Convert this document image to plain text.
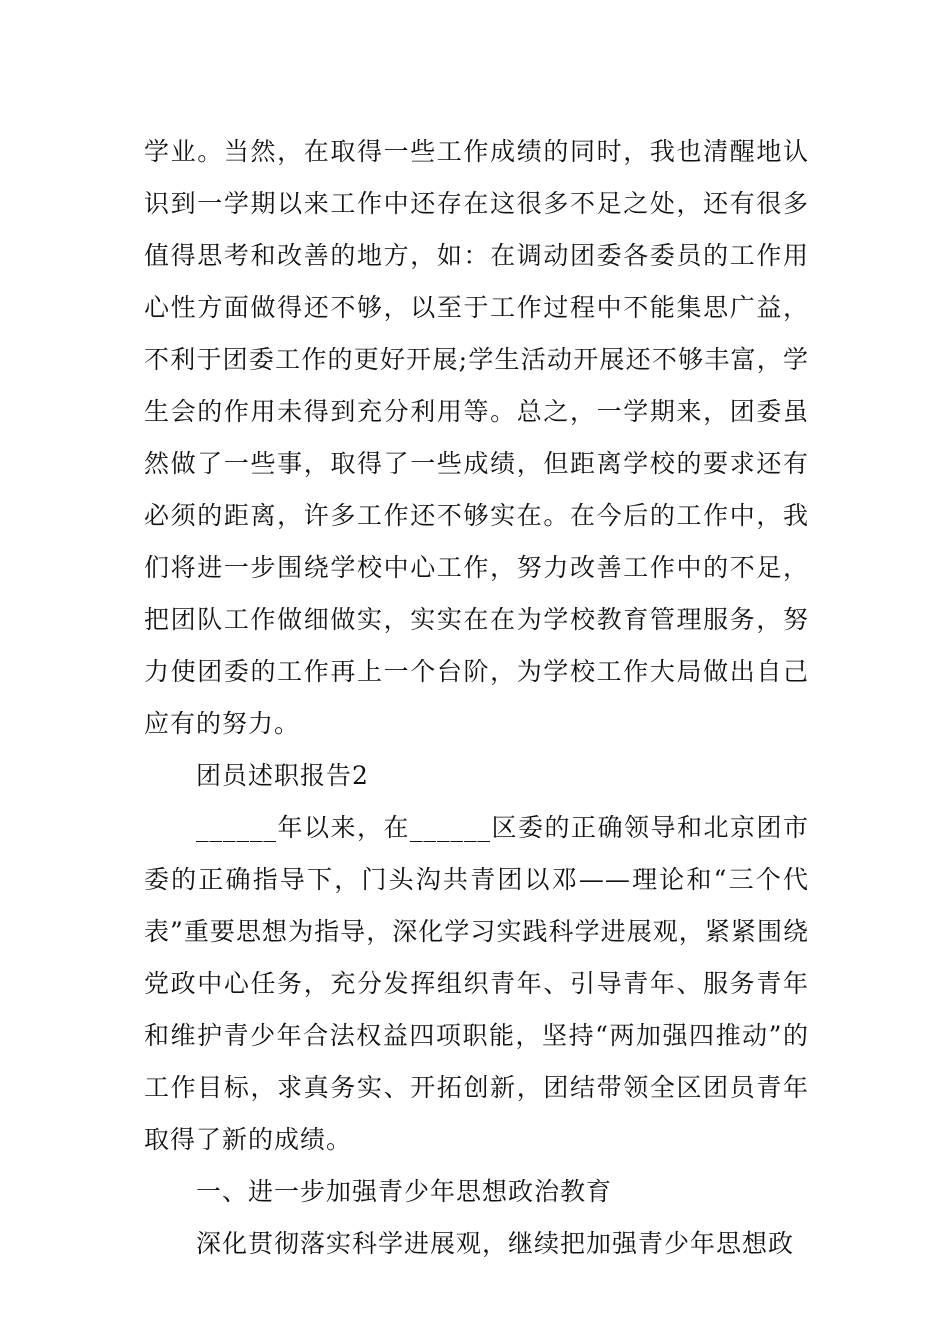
学业。当然，在取得一些工作成绩的同时，我也清醒地认识到一学期以来工作中还存在这很多不足之处，还有很多值得思考和改善的地方，如：在调动团委各委员的工作用心性方面做得还不够，以至于工作过程中不能集思广益，不利于团委工作的更好开展;学生活动开展还不够丰富，学生会的作用未得到充分利用等。总之，一学期来，团委虽然做了一些事，取得了一些成绩，但距离学校的要求还有必须的距离，许多工作还不够实在。在今后的工作中，我们将进一步围绕学校中心工作，努力改善工作中的不足，把团队工作做细做实，实实在在为学校教育管理服务，努力使团委的工作再上一个台阶，为学校工作大局做出自己应有的努力。

团员述职报告2

______年以来，在______区委的正确领导和北京团市委的正确指导下，门头沟共青团以邓——理论和“三个代表”重要思想为指导，深化学习实践科学进展观，紧紧围绕党政中心任务，充分发挥组织青年、引导青年、服务青年和维护青少年合法权益四项职能，坚持“两加强四推动”的工作目标，求真务实、开拓创新，团结带领全区团员青年取得了新的成绩。

一、进一步加强青少年思想政治教育

深化贯彻落实科学进展观，继续把加强青少年思想政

§

Copy out all of the material exactly as written, without its pictures.

Convert this document image to plain text.
学业。当然，在取得一些工作成绩的同时，我也清醒地认识到一学期以来工作中还存在这很多不足之处，还有很多值得思考和改善的地方，如：在调动团委各委员的工作用心性方面做得还不够，以至于工作过程中不能集思广益，不利于团委工作的更好开展;学生活动开展还不够丰富，学生会的作用未得到充分利用等。总之，一学期来，团委虽然做了一些事，取得了一些成绩，但距离学校的要求还有必须的距离，许多工作还不够实在。在今后的工作中，我们将进一步围绕学校中心工作，努力改善工作中的不足，把团队工作做细做实，实实在在为学校教育管理服务，努力使团委的工作再上一个台阶，为学校工作大局做出自己应有的努力。

团员述职报告2

______年以来，在______区委的正确领导和北京团市委的正确指导下，门头沟共青团以邓——理论和“三个代表”重要思想为指导，深化学习实践科学进展观，紧紧围绕党政中心任务，充分发挥组织青年、引导青年、服务青年和维护青少年合法权益四项职能，坚持“两加强四推动”的工作目标，求真务实、开拓创新，团结带领全区团员青年取得了新的成绩。

一、进一步加强青少年思想政治教育

深化贯彻落实科学进展观，继续把加强青少年思想政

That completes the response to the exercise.